Make an exact copy of the records, with the images left out.

** BEGIN **

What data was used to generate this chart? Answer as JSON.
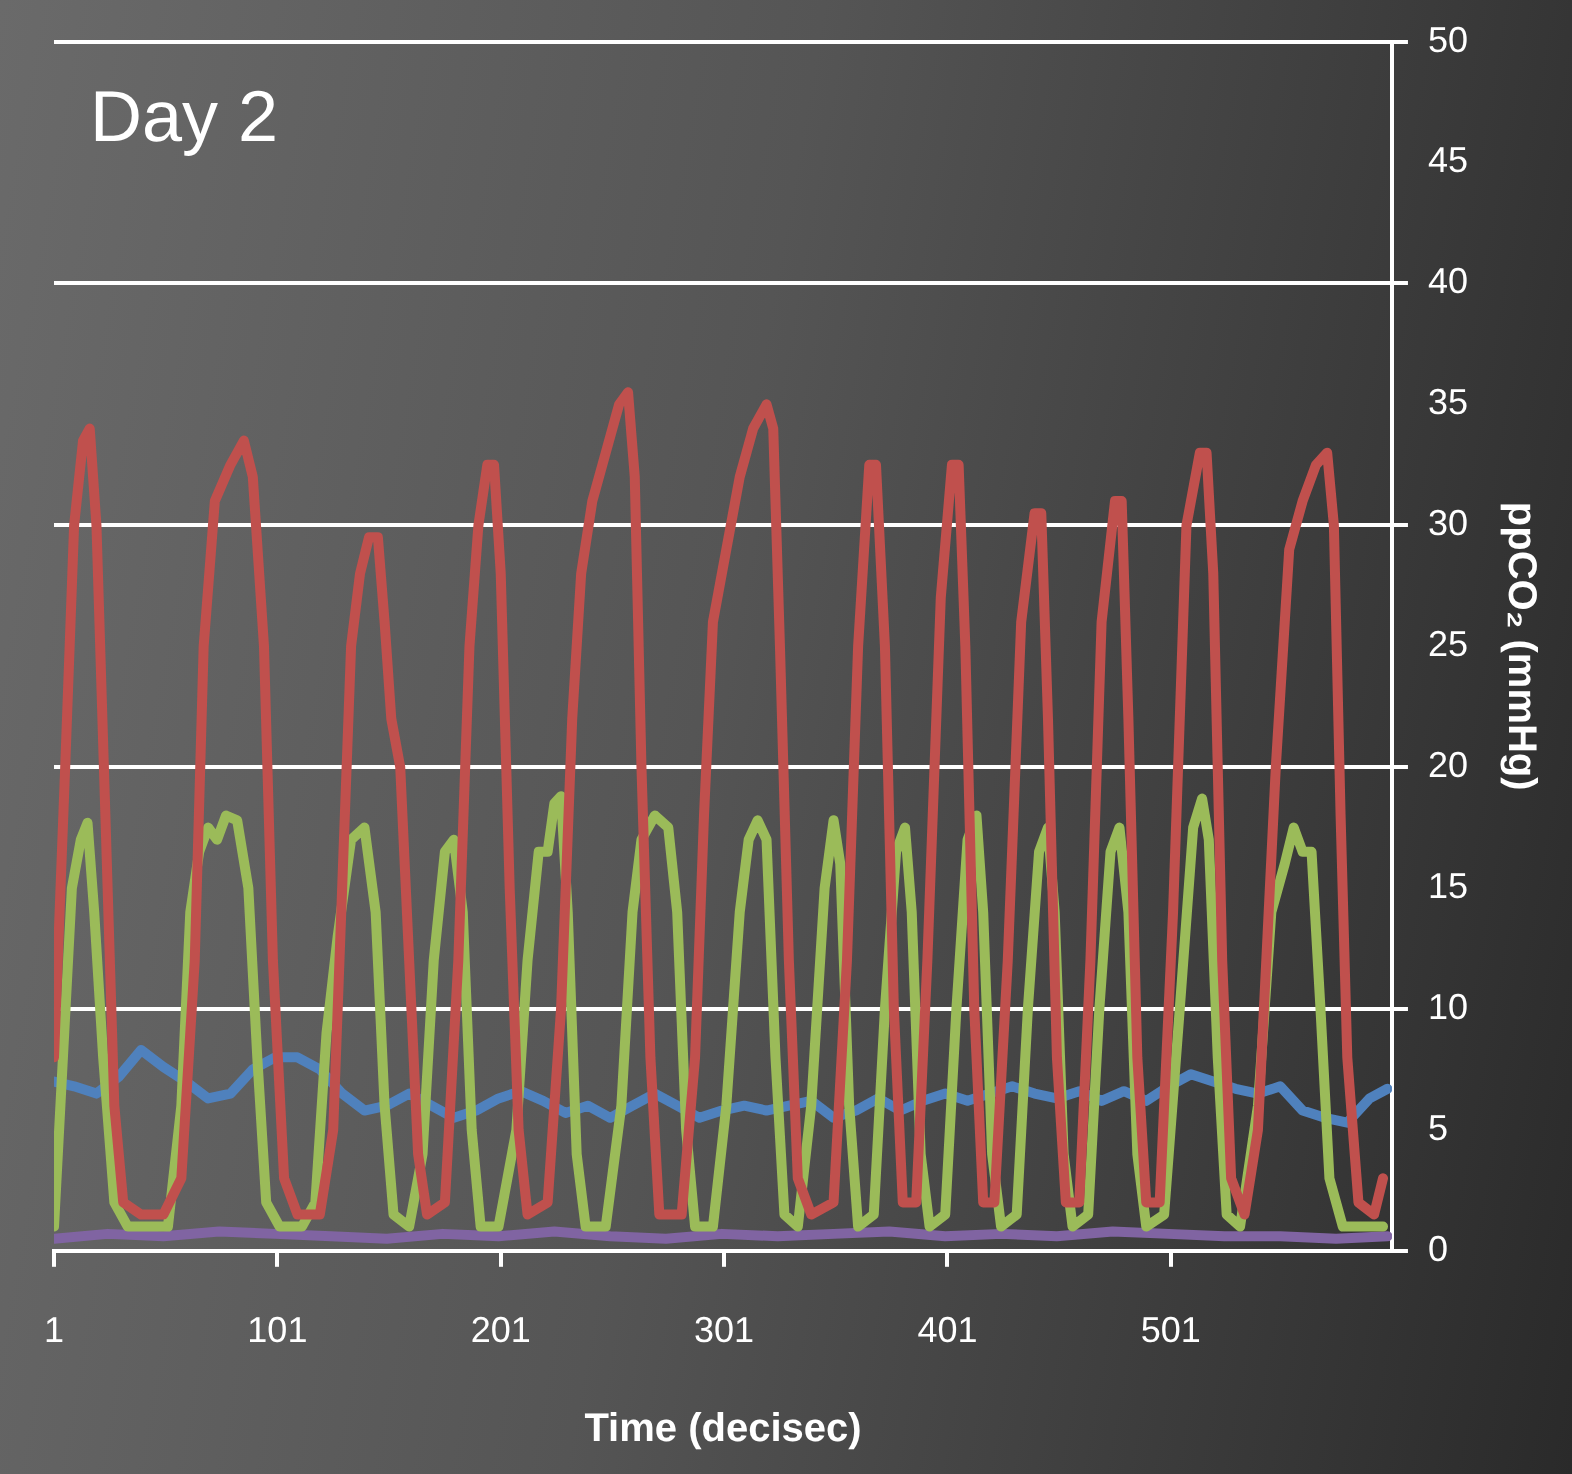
{
  "chart_data": {
    "type": "line",
    "title": "Day 2",
    "xlabel": "Time (decisec)",
    "ylabel": "ppCO₂ (mmHg)",
    "xlim": [
      1,
      600
    ],
    "xticks": [
      1,
      101,
      201,
      301,
      401,
      501
    ],
    "ylim": [
      0,
      50
    ],
    "yticks": [
      0,
      5,
      10,
      15,
      20,
      25,
      30,
      35,
      40,
      45,
      50
    ],
    "grid": "y",
    "legend": false,
    "marker": "none",
    "line_style": "solid",
    "series": [
      {
        "color": "#c0504d",
        "x": [
          1,
          6,
          10,
          14,
          17,
          20,
          24,
          28,
          32,
          40,
          50,
          58,
          64,
          68,
          73,
          80,
          86,
          90,
          95,
          99,
          104,
          110,
          120,
          126,
          130,
          134,
          138,
          142,
          146,
          149,
          152,
          156,
          160,
          164,
          168,
          176,
          182,
          187,
          191,
          195,
          198,
          201,
          205,
          209,
          213,
          222,
          228,
          233,
          237,
          242,
          248,
          254,
          258,
          261,
          264,
          268,
          272,
          282,
          288,
          292,
          296,
          302,
          308,
          314,
          320,
          323,
          326,
          330,
          334,
          340,
          350,
          356,
          361,
          366,
          369,
          373,
          377,
          381,
          387,
          392,
          398,
          403,
          406,
          409,
          413,
          417,
          422,
          428,
          434,
          440,
          443,
          446,
          450,
          454,
          460,
          465,
          470,
          476,
          479,
          482,
          486,
          490,
          496,
          502,
          508,
          514,
          517,
          520,
          524,
          528,
          534,
          540,
          548,
          554,
          560,
          566,
          571,
          574,
          577,
          580,
          585,
          592,
          596
        ],
        "values": [
          8,
          20,
          30,
          33.5,
          34,
          30,
          18,
          6,
          2,
          1.5,
          1.5,
          3,
          12,
          25,
          31,
          32.5,
          33.5,
          32,
          25,
          12,
          3,
          1.5,
          1.5,
          5,
          15,
          25,
          28,
          29.5,
          29.5,
          26,
          22,
          20,
          12,
          4,
          1.5,
          2,
          12,
          25,
          30,
          32.5,
          32.5,
          28,
          15,
          5,
          1.5,
          2,
          10,
          22,
          28,
          31,
          33,
          35,
          35.5,
          32,
          20,
          8,
          1.5,
          1.5,
          8,
          18,
          26,
          29,
          32,
          34,
          35,
          34,
          25,
          12,
          3,
          1.5,
          2,
          12,
          25,
          32.5,
          32.5,
          25,
          10,
          2,
          2,
          12,
          27,
          32.5,
          32.5,
          25,
          10,
          2,
          2,
          12,
          26,
          30.5,
          30.5,
          22,
          8,
          2,
          2,
          12,
          26,
          31,
          31,
          22,
          8,
          2,
          2,
          14,
          30,
          33,
          33,
          28,
          12,
          3,
          1.5,
          5,
          20,
          29,
          31,
          32.5,
          33,
          30,
          18,
          8,
          2,
          1.5,
          3
        ]
      },
      {
        "color": "#9bbb59",
        "x": [
          1,
          5,
          9,
          13,
          16,
          19,
          23,
          28,
          34,
          44,
          52,
          58,
          62,
          66,
          70,
          74,
          78,
          83,
          88,
          92,
          96,
          102,
          112,
          118,
          123,
          128,
          134,
          140,
          145,
          149,
          153,
          160,
          166,
          171,
          176,
          180,
          184,
          188,
          192,
          200,
          208,
          213,
          218,
          222,
          225,
          228,
          231,
          235,
          239,
          248,
          255,
          260,
          264,
          270,
          276,
          280,
          284,
          288,
          296,
          302,
          308,
          312,
          316,
          320,
          324,
          328,
          334,
          340,
          346,
          350,
          353,
          357,
          361,
          368,
          373,
          378,
          382,
          385,
          389,
          393,
          400,
          405,
          410,
          414,
          417,
          421,
          425,
          432,
          437,
          442,
          446,
          449,
          453,
          457,
          464,
          469,
          474,
          478,
          482,
          486,
          490,
          498,
          505,
          511,
          515,
          518,
          522,
          526,
          532,
          540,
          546,
          552,
          556,
          560,
          564,
          568,
          572,
          578,
          590,
          596
        ],
        "values": [
          1,
          8,
          15,
          17,
          17.7,
          14,
          8,
          2,
          1,
          1,
          1,
          6,
          14,
          16.5,
          17.5,
          17,
          18,
          17.8,
          15,
          8,
          2,
          1,
          1,
          2,
          9,
          13,
          17,
          17.5,
          14,
          6,
          1.5,
          1,
          4,
          12,
          16.5,
          17,
          14,
          5,
          1,
          1,
          5,
          12,
          16.5,
          16.5,
          18.5,
          18.8,
          14,
          4,
          1,
          1,
          6,
          14,
          17,
          18,
          17.5,
          14,
          5,
          1,
          1,
          6,
          14,
          17,
          17.8,
          17,
          8,
          1.5,
          1,
          6,
          15,
          17.8,
          16,
          6,
          1,
          1.5,
          10,
          16.5,
          17.5,
          14,
          4,
          1,
          1.5,
          10,
          17,
          18,
          14,
          4,
          1,
          1.5,
          10,
          16.5,
          17.5,
          14,
          4,
          1,
          1.5,
          10,
          16.5,
          17.5,
          14,
          4,
          1,
          1.5,
          10,
          17.5,
          18.7,
          17,
          8,
          1.5,
          1,
          6,
          14,
          16,
          17.5,
          16.5,
          16.5,
          10,
          3,
          1,
          1,
          1
        ]
      },
      {
        "color": "#4f81bd",
        "x": [
          1,
          10,
          20,
          30,
          40,
          50,
          60,
          70,
          80,
          90,
          100,
          110,
          120,
          130,
          140,
          150,
          160,
          170,
          180,
          190,
          200,
          210,
          220,
          230,
          240,
          250,
          260,
          270,
          280,
          290,
          300,
          310,
          320,
          330,
          340,
          350,
          360,
          370,
          380,
          390,
          400,
          410,
          420,
          430,
          440,
          450,
          460,
          470,
          480,
          490,
          500,
          510,
          520,
          530,
          540,
          550,
          560,
          570,
          580,
          590,
          598
        ],
        "values": [
          7,
          6.8,
          6.5,
          7.2,
          8.3,
          7.6,
          7,
          6.3,
          6.5,
          7.5,
          8,
          8,
          7.5,
          6.5,
          5.8,
          6,
          6.5,
          6,
          5.5,
          5.8,
          6.3,
          6.6,
          6.2,
          5.7,
          6,
          5.5,
          6,
          6.5,
          6,
          5.5,
          5.8,
          6,
          5.8,
          6,
          6.2,
          5.5,
          5.8,
          6.3,
          5.8,
          6.2,
          6.5,
          6.2,
          6.5,
          6.8,
          6.5,
          6.3,
          6.6,
          6.2,
          6.6,
          6.2,
          6.8,
          7.3,
          7,
          6.7,
          6.5,
          6.8,
          5.8,
          5.5,
          5.3,
          6.3,
          6.7
        ]
      },
      {
        "color": "#8064a2",
        "x": [
          1,
          25,
          50,
          75,
          100,
          125,
          150,
          175,
          200,
          225,
          250,
          275,
          300,
          325,
          350,
          375,
          400,
          425,
          450,
          475,
          500,
          525,
          550,
          575,
          598
        ],
        "values": [
          0.5,
          0.7,
          0.6,
          0.8,
          0.7,
          0.6,
          0.5,
          0.7,
          0.6,
          0.8,
          0.6,
          0.5,
          0.7,
          0.6,
          0.7,
          0.8,
          0.6,
          0.7,
          0.6,
          0.8,
          0.7,
          0.6,
          0.6,
          0.5,
          0.6
        ]
      }
    ]
  }
}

** END **

**EXERCISE OUTPUT:**
What data was used to generate this chart? Answer as JSON.
{
  "chart_data": {
    "type": "line",
    "title": "Day 2",
    "xlabel": "Time (decisec)",
    "ylabel": "ppCO₂ (mmHg)",
    "xlim": [
      1,
      600
    ],
    "xticks": [
      1,
      101,
      201,
      301,
      401,
      501
    ],
    "ylim": [
      0,
      50
    ],
    "yticks": [
      0,
      5,
      10,
      15,
      20,
      25,
      30,
      35,
      40,
      45,
      50
    ],
    "grid": "y",
    "legend": false,
    "marker": "none",
    "line_style": "solid",
    "series": [
      {
        "color": "#c0504d",
        "x": [
          1,
          6,
          10,
          14,
          17,
          20,
          24,
          28,
          32,
          40,
          50,
          58,
          64,
          68,
          73,
          80,
          86,
          90,
          95,
          99,
          104,
          110,
          120,
          126,
          130,
          134,
          138,
          142,
          146,
          149,
          152,
          156,
          160,
          164,
          168,
          176,
          182,
          187,
          191,
          195,
          198,
          201,
          205,
          209,
          213,
          222,
          228,
          233,
          237,
          242,
          248,
          254,
          258,
          261,
          264,
          268,
          272,
          282,
          288,
          292,
          296,
          302,
          308,
          314,
          320,
          323,
          326,
          330,
          334,
          340,
          350,
          356,
          361,
          366,
          369,
          373,
          377,
          381,
          387,
          392,
          398,
          403,
          406,
          409,
          413,
          417,
          422,
          428,
          434,
          440,
          443,
          446,
          450,
          454,
          460,
          465,
          470,
          476,
          479,
          482,
          486,
          490,
          496,
          502,
          508,
          514,
          517,
          520,
          524,
          528,
          534,
          540,
          548,
          554,
          560,
          566,
          571,
          574,
          577,
          580,
          585,
          592,
          596
        ],
        "values": [
          8,
          20,
          30,
          33.5,
          34,
          30,
          18,
          6,
          2,
          1.5,
          1.5,
          3,
          12,
          25,
          31,
          32.5,
          33.5,
          32,
          25,
          12,
          3,
          1.5,
          1.5,
          5,
          15,
          25,
          28,
          29.5,
          29.5,
          26,
          22,
          20,
          12,
          4,
          1.5,
          2,
          12,
          25,
          30,
          32.5,
          32.5,
          28,
          15,
          5,
          1.5,
          2,
          10,
          22,
          28,
          31,
          33,
          35,
          35.5,
          32,
          20,
          8,
          1.5,
          1.5,
          8,
          18,
          26,
          29,
          32,
          34,
          35,
          34,
          25,
          12,
          3,
          1.5,
          2,
          12,
          25,
          32.5,
          32.5,
          25,
          10,
          2,
          2,
          12,
          27,
          32.5,
          32.5,
          25,
          10,
          2,
          2,
          12,
          26,
          30.5,
          30.5,
          22,
          8,
          2,
          2,
          12,
          26,
          31,
          31,
          22,
          8,
          2,
          2,
          14,
          30,
          33,
          33,
          28,
          12,
          3,
          1.5,
          5,
          20,
          29,
          31,
          32.5,
          33,
          30,
          18,
          8,
          2,
          1.5,
          3
        ]
      },
      {
        "color": "#9bbb59",
        "x": [
          1,
          5,
          9,
          13,
          16,
          19,
          23,
          28,
          34,
          44,
          52,
          58,
          62,
          66,
          70,
          74,
          78,
          83,
          88,
          92,
          96,
          102,
          112,
          118,
          123,
          128,
          134,
          140,
          145,
          149,
          153,
          160,
          166,
          171,
          176,
          180,
          184,
          188,
          192,
          200,
          208,
          213,
          218,
          222,
          225,
          228,
          231,
          235,
          239,
          248,
          255,
          260,
          264,
          270,
          276,
          280,
          284,
          288,
          296,
          302,
          308,
          312,
          316,
          320,
          324,
          328,
          334,
          340,
          346,
          350,
          353,
          357,
          361,
          368,
          373,
          378,
          382,
          385,
          389,
          393,
          400,
          405,
          410,
          414,
          417,
          421,
          425,
          432,
          437,
          442,
          446,
          449,
          453,
          457,
          464,
          469,
          474,
          478,
          482,
          486,
          490,
          498,
          505,
          511,
          515,
          518,
          522,
          526,
          532,
          540,
          546,
          552,
          556,
          560,
          564,
          568,
          572,
          578,
          590,
          596
        ],
        "values": [
          1,
          8,
          15,
          17,
          17.7,
          14,
          8,
          2,
          1,
          1,
          1,
          6,
          14,
          16.5,
          17.5,
          17,
          18,
          17.8,
          15,
          8,
          2,
          1,
          1,
          2,
          9,
          13,
          17,
          17.5,
          14,
          6,
          1.5,
          1,
          4,
          12,
          16.5,
          17,
          14,
          5,
          1,
          1,
          5,
          12,
          16.5,
          16.5,
          18.5,
          18.8,
          14,
          4,
          1,
          1,
          6,
          14,
          17,
          18,
          17.5,
          14,
          5,
          1,
          1,
          6,
          14,
          17,
          17.8,
          17,
          8,
          1.5,
          1,
          6,
          15,
          17.8,
          16,
          6,
          1,
          1.5,
          10,
          16.5,
          17.5,
          14,
          4,
          1,
          1.5,
          10,
          17,
          18,
          14,
          4,
          1,
          1.5,
          10,
          16.5,
          17.5,
          14,
          4,
          1,
          1.5,
          10,
          16.5,
          17.5,
          14,
          4,
          1,
          1.5,
          10,
          17.5,
          18.7,
          17,
          8,
          1.5,
          1,
          6,
          14,
          16,
          17.5,
          16.5,
          16.5,
          10,
          3,
          1,
          1,
          1
        ]
      },
      {
        "color": "#4f81bd",
        "x": [
          1,
          10,
          20,
          30,
          40,
          50,
          60,
          70,
          80,
          90,
          100,
          110,
          120,
          130,
          140,
          150,
          160,
          170,
          180,
          190,
          200,
          210,
          220,
          230,
          240,
          250,
          260,
          270,
          280,
          290,
          300,
          310,
          320,
          330,
          340,
          350,
          360,
          370,
          380,
          390,
          400,
          410,
          420,
          430,
          440,
          450,
          460,
          470,
          480,
          490,
          500,
          510,
          520,
          530,
          540,
          550,
          560,
          570,
          580,
          590,
          598
        ],
        "values": [
          7,
          6.8,
          6.5,
          7.2,
          8.3,
          7.6,
          7,
          6.3,
          6.5,
          7.5,
          8,
          8,
          7.5,
          6.5,
          5.8,
          6,
          6.5,
          6,
          5.5,
          5.8,
          6.3,
          6.6,
          6.2,
          5.7,
          6,
          5.5,
          6,
          6.5,
          6,
          5.5,
          5.8,
          6,
          5.8,
          6,
          6.2,
          5.5,
          5.8,
          6.3,
          5.8,
          6.2,
          6.5,
          6.2,
          6.5,
          6.8,
          6.5,
          6.3,
          6.6,
          6.2,
          6.6,
          6.2,
          6.8,
          7.3,
          7,
          6.7,
          6.5,
          6.8,
          5.8,
          5.5,
          5.3,
          6.3,
          6.7
        ]
      },
      {
        "color": "#8064a2",
        "x": [
          1,
          25,
          50,
          75,
          100,
          125,
          150,
          175,
          200,
          225,
          250,
          275,
          300,
          325,
          350,
          375,
          400,
          425,
          450,
          475,
          500,
          525,
          550,
          575,
          598
        ],
        "values": [
          0.5,
          0.7,
          0.6,
          0.8,
          0.7,
          0.6,
          0.5,
          0.7,
          0.6,
          0.8,
          0.6,
          0.5,
          0.7,
          0.6,
          0.7,
          0.8,
          0.6,
          0.7,
          0.6,
          0.8,
          0.7,
          0.6,
          0.6,
          0.5,
          0.6
        ]
      }
    ]
  }
}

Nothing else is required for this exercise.